##### Supplied data
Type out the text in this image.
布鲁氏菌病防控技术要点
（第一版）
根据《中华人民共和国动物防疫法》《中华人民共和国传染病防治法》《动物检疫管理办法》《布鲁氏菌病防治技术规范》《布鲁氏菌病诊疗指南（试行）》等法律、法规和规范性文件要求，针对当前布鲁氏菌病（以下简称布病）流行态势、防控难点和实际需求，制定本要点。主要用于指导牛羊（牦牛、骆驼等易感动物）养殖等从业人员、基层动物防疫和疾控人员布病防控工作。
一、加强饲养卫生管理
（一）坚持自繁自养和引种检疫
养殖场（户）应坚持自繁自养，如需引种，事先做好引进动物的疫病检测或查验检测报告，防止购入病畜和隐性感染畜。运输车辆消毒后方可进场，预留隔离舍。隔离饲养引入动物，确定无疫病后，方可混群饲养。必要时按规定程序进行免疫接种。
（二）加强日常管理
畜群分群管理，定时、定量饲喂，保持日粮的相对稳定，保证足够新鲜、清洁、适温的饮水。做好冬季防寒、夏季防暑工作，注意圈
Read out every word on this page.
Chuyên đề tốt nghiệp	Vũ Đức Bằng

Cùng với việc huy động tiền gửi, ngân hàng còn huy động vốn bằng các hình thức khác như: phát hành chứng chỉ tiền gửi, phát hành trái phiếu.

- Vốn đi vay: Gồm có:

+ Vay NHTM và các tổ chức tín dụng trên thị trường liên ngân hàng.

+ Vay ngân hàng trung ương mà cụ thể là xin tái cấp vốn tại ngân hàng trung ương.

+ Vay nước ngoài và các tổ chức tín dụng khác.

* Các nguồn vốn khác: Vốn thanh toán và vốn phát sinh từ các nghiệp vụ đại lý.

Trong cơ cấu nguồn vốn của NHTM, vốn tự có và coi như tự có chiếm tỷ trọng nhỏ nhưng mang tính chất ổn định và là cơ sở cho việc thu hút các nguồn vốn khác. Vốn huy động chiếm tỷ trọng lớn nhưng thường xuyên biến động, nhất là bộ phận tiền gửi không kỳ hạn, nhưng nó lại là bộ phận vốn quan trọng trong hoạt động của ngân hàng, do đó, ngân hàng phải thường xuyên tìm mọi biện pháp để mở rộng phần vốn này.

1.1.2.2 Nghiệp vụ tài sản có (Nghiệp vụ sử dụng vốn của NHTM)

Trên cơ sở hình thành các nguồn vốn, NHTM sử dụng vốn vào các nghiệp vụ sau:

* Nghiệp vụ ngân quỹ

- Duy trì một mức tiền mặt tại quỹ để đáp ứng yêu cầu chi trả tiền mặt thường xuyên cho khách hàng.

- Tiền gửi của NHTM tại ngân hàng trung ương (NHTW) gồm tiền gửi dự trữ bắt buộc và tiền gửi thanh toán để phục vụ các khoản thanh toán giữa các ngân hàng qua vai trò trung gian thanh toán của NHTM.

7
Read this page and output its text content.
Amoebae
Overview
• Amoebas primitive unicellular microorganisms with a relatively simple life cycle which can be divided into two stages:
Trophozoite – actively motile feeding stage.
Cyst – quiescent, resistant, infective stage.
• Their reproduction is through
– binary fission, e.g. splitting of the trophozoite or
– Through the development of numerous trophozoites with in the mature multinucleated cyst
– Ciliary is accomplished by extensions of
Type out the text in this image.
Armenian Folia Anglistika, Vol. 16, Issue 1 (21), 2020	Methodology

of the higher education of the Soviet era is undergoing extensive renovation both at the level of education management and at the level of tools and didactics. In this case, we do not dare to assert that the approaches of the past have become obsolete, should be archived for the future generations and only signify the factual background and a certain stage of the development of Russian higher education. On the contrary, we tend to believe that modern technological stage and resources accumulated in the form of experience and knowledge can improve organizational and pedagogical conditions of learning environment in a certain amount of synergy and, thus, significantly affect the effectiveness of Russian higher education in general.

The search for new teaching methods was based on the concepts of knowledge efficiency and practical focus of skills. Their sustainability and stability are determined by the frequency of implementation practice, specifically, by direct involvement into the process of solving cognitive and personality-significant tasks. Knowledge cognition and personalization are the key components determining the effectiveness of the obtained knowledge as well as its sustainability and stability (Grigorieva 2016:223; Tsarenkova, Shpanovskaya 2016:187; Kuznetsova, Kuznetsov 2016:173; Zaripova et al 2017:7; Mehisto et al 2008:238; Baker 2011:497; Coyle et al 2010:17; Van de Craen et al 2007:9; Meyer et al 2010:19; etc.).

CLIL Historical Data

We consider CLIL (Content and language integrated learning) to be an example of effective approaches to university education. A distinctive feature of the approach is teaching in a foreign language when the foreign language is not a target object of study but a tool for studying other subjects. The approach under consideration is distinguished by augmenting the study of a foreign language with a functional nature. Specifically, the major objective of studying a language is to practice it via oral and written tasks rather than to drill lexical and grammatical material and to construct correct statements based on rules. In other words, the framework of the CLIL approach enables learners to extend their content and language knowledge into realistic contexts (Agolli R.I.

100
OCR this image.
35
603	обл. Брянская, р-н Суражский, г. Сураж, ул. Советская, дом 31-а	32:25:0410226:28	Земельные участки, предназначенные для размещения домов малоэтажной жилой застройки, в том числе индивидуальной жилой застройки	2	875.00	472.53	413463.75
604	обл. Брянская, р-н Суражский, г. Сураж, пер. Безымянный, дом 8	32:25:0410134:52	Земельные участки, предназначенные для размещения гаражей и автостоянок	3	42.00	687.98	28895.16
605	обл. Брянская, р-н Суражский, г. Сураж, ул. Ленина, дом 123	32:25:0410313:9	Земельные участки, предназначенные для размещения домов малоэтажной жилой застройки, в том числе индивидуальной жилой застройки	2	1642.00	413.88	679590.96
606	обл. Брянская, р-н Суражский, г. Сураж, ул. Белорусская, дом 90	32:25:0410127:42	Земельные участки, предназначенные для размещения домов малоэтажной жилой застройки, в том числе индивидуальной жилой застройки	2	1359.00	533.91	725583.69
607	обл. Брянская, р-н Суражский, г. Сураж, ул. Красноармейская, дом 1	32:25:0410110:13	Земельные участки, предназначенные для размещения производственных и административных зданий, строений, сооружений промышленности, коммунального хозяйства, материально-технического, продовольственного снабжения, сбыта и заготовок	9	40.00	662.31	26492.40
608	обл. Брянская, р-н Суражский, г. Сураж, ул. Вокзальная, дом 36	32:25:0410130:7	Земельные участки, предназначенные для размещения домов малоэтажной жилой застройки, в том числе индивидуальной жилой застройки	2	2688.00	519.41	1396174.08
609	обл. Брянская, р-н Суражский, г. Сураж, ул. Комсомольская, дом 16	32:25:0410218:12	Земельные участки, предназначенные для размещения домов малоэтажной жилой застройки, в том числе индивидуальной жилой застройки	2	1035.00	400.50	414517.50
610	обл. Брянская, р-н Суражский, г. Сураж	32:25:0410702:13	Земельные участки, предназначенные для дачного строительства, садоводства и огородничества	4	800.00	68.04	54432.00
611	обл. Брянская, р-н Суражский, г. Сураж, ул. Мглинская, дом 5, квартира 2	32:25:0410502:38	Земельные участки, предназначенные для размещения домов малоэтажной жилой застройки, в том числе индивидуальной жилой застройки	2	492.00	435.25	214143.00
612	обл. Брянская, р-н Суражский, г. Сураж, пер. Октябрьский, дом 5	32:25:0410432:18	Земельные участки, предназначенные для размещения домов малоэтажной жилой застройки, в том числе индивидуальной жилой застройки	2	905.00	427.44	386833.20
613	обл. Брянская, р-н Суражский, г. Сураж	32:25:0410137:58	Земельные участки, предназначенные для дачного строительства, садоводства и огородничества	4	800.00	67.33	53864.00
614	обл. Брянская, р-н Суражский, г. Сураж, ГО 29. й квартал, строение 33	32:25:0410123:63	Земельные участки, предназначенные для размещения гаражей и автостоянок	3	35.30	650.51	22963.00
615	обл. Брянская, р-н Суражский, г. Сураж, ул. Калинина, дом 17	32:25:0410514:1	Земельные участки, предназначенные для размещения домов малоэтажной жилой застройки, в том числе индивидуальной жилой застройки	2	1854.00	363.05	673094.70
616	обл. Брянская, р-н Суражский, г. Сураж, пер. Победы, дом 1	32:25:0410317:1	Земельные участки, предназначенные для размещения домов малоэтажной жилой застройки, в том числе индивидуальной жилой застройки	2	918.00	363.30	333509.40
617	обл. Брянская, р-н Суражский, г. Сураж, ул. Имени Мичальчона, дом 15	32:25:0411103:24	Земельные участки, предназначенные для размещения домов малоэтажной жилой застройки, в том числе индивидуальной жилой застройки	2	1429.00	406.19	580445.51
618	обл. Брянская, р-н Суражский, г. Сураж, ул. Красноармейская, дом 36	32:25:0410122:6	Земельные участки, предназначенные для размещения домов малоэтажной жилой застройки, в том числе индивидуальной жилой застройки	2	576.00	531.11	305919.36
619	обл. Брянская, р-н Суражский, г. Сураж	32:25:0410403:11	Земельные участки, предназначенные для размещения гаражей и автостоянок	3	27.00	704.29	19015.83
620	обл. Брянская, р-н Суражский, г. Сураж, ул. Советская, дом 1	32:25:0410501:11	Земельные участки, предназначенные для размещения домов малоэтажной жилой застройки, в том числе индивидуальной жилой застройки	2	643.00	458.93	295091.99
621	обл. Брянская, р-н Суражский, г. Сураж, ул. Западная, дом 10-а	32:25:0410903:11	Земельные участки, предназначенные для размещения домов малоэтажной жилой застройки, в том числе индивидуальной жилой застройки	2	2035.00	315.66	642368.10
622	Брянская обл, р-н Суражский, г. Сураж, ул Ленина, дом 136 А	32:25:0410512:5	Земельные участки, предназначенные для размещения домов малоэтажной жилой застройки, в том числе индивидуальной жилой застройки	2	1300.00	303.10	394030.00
##########
**Stated goal:**
From the records above, pick out and copy each line holding the word "Советская".

**Result of the exercise:**
603	обл. Брянская, р-н Суражский, г. Сураж, ул. Советская, дом 31-а	32:25:0410226:28	Земельные участки, предназначенные для размещения домов малоэтажной жилой застройки, в том числе индивидуальной жилой застройки	2	875.00	472.53	413463.75
620	обл. Брянская, р-н Суражский, г. Сураж, ул. Советская, дом 1	32:25:0410501:11	Земельные участки, предназначенные для размещения домов малоэтажной жилой застройки, в том числе индивидуальной жилой застройки	2	643.00	458.93	295091.99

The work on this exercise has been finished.